(Items from a dataset)
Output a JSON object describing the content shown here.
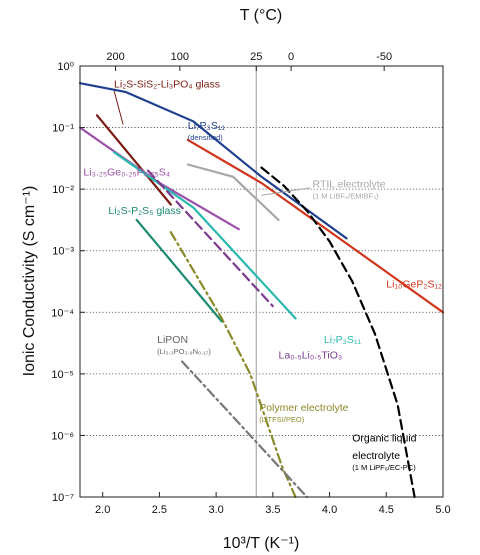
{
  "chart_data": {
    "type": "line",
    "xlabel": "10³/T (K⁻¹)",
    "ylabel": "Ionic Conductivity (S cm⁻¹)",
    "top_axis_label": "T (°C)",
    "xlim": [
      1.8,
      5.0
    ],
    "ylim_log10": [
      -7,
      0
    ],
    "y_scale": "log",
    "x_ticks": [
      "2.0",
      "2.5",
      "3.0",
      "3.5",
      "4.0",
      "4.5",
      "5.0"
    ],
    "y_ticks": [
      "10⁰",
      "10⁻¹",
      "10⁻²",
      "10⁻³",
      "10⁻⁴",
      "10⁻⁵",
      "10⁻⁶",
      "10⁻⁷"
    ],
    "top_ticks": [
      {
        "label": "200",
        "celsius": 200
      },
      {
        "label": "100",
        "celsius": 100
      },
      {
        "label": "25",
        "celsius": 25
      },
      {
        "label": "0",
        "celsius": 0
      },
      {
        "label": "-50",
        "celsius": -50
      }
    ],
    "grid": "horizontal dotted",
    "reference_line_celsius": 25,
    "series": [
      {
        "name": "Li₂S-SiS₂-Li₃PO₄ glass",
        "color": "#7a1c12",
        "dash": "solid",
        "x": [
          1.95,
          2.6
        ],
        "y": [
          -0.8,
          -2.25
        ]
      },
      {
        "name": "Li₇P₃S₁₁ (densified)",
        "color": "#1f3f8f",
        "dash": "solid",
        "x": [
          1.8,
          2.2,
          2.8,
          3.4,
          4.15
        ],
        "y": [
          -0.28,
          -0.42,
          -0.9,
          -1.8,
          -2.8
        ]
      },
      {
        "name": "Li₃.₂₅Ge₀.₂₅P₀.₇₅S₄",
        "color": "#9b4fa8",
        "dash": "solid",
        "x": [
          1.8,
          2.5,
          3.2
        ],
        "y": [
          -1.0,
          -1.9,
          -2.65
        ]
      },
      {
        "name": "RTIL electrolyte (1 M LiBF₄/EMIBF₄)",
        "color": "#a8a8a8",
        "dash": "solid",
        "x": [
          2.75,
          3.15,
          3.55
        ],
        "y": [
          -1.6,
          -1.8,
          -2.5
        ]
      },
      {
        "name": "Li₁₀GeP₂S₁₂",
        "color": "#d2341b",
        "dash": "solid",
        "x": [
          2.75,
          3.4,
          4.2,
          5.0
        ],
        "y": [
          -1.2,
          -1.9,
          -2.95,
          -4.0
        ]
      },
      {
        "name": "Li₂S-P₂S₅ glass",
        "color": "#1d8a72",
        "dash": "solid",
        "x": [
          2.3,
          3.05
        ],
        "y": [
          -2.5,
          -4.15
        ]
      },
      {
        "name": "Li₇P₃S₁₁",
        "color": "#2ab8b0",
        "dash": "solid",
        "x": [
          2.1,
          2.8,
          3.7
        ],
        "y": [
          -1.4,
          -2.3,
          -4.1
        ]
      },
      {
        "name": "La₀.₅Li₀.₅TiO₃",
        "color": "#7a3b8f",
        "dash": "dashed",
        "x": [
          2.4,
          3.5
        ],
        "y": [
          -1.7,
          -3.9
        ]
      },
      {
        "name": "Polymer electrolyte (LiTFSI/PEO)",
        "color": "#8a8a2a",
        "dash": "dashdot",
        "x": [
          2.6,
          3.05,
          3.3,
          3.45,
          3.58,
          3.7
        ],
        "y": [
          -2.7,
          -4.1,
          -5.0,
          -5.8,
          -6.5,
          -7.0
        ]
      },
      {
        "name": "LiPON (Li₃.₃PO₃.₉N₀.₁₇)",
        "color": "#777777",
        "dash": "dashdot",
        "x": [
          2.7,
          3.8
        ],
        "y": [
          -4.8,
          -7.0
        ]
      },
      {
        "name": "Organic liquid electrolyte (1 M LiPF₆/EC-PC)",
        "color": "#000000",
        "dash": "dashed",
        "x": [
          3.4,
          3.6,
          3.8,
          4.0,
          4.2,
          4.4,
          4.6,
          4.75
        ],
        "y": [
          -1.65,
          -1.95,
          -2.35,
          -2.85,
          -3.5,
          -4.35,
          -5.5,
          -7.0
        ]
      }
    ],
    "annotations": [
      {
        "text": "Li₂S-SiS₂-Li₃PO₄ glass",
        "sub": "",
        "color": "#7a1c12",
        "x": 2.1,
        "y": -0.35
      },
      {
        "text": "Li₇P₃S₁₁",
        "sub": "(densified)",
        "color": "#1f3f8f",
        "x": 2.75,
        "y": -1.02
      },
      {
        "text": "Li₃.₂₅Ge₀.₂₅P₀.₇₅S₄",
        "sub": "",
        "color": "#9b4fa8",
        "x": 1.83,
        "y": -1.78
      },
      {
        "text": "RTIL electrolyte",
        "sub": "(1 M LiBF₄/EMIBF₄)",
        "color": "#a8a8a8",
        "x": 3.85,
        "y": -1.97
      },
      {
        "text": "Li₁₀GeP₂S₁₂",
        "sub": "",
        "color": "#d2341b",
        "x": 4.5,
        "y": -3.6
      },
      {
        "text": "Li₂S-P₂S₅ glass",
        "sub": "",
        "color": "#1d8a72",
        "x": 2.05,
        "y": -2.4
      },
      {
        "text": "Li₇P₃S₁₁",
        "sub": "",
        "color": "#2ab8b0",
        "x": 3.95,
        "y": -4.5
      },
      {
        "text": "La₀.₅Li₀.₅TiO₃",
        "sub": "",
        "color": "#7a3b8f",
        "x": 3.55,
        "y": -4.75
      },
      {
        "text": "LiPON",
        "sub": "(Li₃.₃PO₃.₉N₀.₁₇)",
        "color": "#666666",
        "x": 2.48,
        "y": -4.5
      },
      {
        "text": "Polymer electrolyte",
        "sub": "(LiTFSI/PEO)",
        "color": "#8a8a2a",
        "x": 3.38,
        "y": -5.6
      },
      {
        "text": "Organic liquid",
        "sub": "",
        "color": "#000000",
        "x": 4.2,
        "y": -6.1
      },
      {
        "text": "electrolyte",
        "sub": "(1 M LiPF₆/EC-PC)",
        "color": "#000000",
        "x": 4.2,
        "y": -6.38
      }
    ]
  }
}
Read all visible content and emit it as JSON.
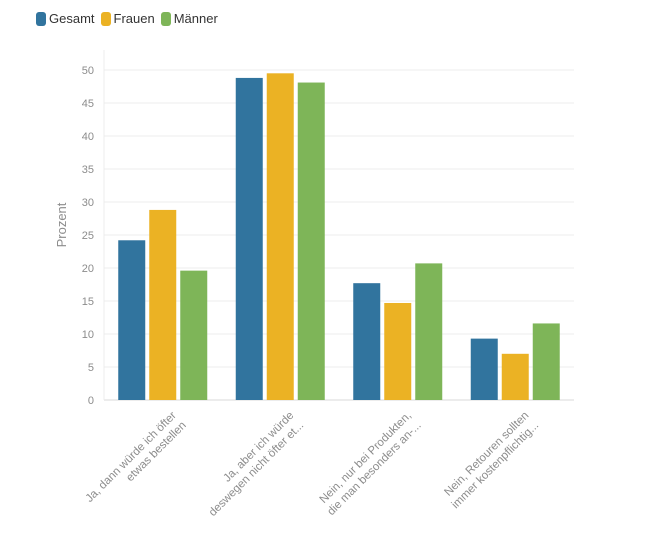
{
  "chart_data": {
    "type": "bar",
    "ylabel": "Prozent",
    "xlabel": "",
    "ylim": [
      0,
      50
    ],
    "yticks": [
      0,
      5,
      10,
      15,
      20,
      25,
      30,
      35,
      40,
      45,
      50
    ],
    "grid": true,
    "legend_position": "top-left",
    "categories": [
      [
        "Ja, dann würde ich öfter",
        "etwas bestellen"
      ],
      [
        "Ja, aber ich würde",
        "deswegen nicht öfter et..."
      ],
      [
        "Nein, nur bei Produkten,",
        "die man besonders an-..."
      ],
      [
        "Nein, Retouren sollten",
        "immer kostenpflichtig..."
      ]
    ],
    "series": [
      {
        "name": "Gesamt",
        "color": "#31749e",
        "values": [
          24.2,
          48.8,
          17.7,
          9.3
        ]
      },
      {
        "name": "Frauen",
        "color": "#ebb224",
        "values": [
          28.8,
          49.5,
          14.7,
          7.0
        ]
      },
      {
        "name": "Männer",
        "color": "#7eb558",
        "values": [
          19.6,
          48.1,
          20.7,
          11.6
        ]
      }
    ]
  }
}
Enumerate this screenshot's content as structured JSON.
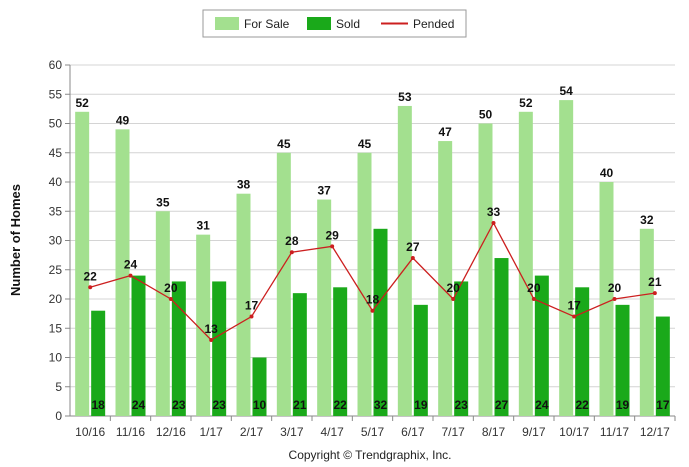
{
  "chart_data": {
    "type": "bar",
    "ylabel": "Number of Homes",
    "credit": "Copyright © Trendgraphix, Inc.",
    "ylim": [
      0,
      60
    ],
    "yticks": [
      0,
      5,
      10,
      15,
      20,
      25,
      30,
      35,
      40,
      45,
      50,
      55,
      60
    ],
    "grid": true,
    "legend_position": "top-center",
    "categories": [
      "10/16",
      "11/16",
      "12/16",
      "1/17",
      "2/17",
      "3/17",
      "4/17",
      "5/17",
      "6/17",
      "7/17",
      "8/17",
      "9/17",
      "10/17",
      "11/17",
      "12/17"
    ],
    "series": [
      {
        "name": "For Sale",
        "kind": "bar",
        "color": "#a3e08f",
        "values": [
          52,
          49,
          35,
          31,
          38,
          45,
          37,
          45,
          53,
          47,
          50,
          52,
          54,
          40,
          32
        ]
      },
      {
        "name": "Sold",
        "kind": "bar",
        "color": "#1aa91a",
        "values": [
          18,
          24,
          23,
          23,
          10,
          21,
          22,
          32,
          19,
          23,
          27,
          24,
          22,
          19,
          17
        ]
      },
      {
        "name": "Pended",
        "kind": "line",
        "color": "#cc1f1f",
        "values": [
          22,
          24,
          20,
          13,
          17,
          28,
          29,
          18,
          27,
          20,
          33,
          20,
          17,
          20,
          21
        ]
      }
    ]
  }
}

## To be done
Give the number of lines where the string "₂₅P₀" occurs, without any further text.

## Expected answer
2